What you have to do »
Leaving out the pictures, retype all the material exactly.

(Records)
= = = =
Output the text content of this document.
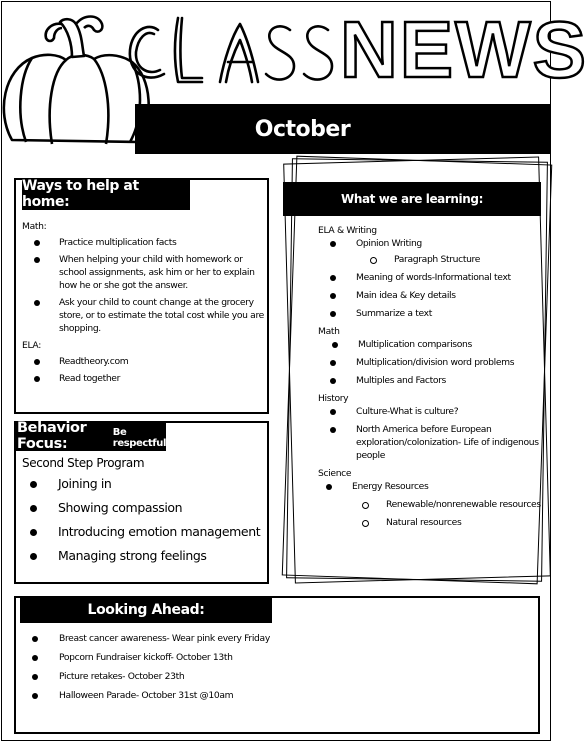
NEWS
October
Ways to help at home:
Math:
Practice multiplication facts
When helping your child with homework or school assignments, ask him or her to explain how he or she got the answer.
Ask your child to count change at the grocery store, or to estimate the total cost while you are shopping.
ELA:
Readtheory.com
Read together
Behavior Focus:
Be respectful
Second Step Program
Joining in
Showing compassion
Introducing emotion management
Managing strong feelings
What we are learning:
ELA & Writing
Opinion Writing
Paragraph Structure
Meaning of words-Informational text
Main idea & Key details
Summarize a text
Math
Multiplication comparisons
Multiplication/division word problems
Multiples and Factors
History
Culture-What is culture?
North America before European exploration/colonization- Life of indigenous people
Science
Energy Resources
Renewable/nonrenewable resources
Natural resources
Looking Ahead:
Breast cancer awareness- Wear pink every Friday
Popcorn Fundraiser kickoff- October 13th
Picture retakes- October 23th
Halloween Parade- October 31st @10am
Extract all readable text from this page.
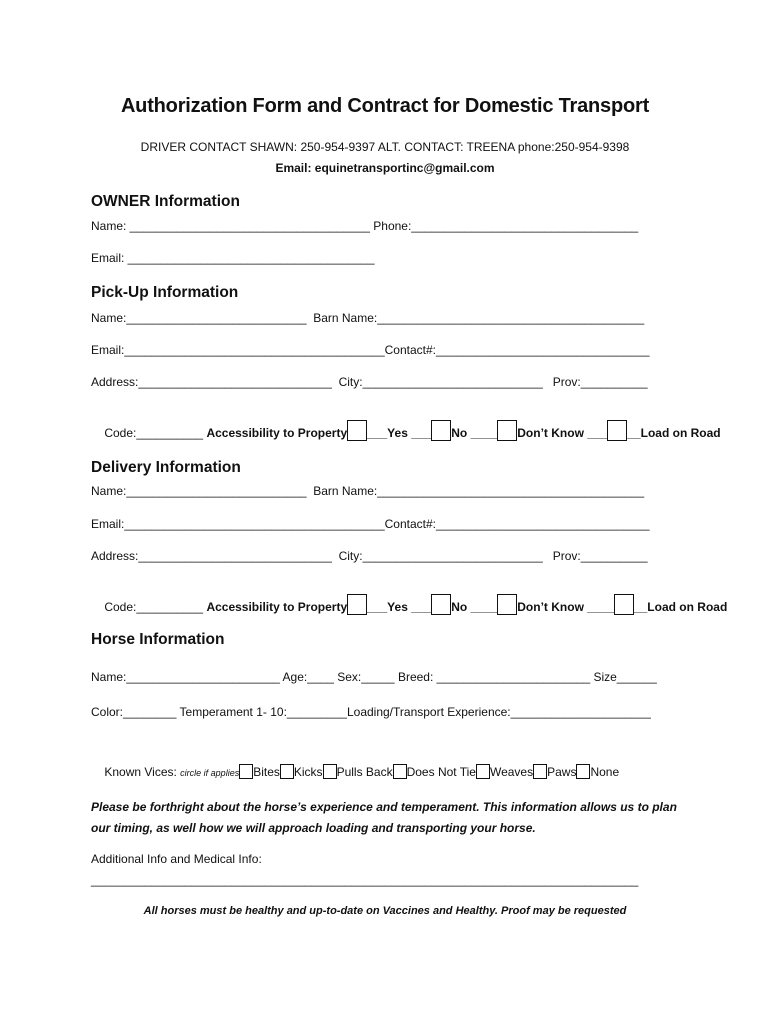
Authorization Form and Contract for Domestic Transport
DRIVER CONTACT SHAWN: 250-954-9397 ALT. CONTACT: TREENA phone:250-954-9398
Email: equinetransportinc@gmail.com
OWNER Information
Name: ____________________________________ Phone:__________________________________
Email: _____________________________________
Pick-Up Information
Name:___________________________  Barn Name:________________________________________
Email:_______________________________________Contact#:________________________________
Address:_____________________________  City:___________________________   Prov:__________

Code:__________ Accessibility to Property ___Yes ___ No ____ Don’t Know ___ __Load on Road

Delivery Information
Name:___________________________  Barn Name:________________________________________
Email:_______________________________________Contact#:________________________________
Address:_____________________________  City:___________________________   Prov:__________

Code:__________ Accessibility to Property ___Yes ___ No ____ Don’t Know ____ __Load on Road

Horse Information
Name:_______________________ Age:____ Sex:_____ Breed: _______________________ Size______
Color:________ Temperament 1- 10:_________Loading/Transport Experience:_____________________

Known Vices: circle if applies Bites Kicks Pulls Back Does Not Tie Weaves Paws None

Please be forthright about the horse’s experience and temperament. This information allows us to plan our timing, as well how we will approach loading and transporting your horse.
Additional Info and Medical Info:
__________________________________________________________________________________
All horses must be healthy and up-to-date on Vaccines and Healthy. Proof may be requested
= = = =
Solution to this exercise »
Output the text content of this document.
NEWS
October
Ways to help at home:
Math:
Practice multiplication facts
When helping your child with homework or school assignments, ask him or her to explain how he or she got the answer.
Ask your child to count change at the grocery store, or to estimate the total cost while you are shopping.
ELA:
Readtheory.com
Read together
Behavior Focus:
Be respectful
Second Step Program
Joining in
Showing compassion
Introducing emotion management
Managing strong feelings
What we are learning:
ELA & Writing
Opinion Writing
Paragraph Structure
Meaning of words-Informational text
Main idea & Key details
Summarize a text
Math
Multiplication comparisons
Multiplication/division word problems
Multiples and Factors
History
Culture-What is culture?
North America before European exploration/colonization- Life of indigenous people
Science
Energy Resources
Renewable/nonrenewable resources
Natural resources
Looking Ahead:
Breast cancer awareness- Wear pink every Friday
Popcorn Fundraiser kickoff- October 13th
Picture retakes- October 23th
Halloween Parade- October 31st @10am
Extract all readable text from this page.
Authorization Form and Contract for Domestic Transport
DRIVER CONTACT SHAWN: 250-954-9397 ALT. CONTACT: TREENA phone:250-954-9398
Email: equinetransportinc@gmail.com
OWNER Information
Name: ____________________________________ Phone:__________________________________
Email: _____________________________________
Pick-Up Information
Name:___________________________  Barn Name:________________________________________
Email:_______________________________________Contact#:________________________________
Address:_____________________________  City:___________________________   Prov:__________

Code:__________ Accessibility to Property ___Yes ___ No ____ Don’t Know ___ __Load on Road

Delivery Information
Name:___________________________  Barn Name:________________________________________
Email:_______________________________________Contact#:________________________________
Address:_____________________________  City:___________________________   Prov:__________

Code:__________ Accessibility to Property ___Yes ___ No ____ Don’t Know ____ __Load on Road

Horse Information
Name:_______________________ Age:____ Sex:_____ Breed: _______________________ Size______
Color:________ Temperament 1- 10:_________Loading/Transport Experience:_____________________

Known Vices: circle if applies Bites Kicks Pulls Back Does Not Tie Weaves Paws None

Please be forthright about the horse’s experience and temperament. This information allows us to plan our timing, as well how we will approach loading and transporting your horse.
Additional Info and Medical Info:
__________________________________________________________________________________
All horses must be healthy and up-to-date on Vaccines and Healthy. Proof may be requested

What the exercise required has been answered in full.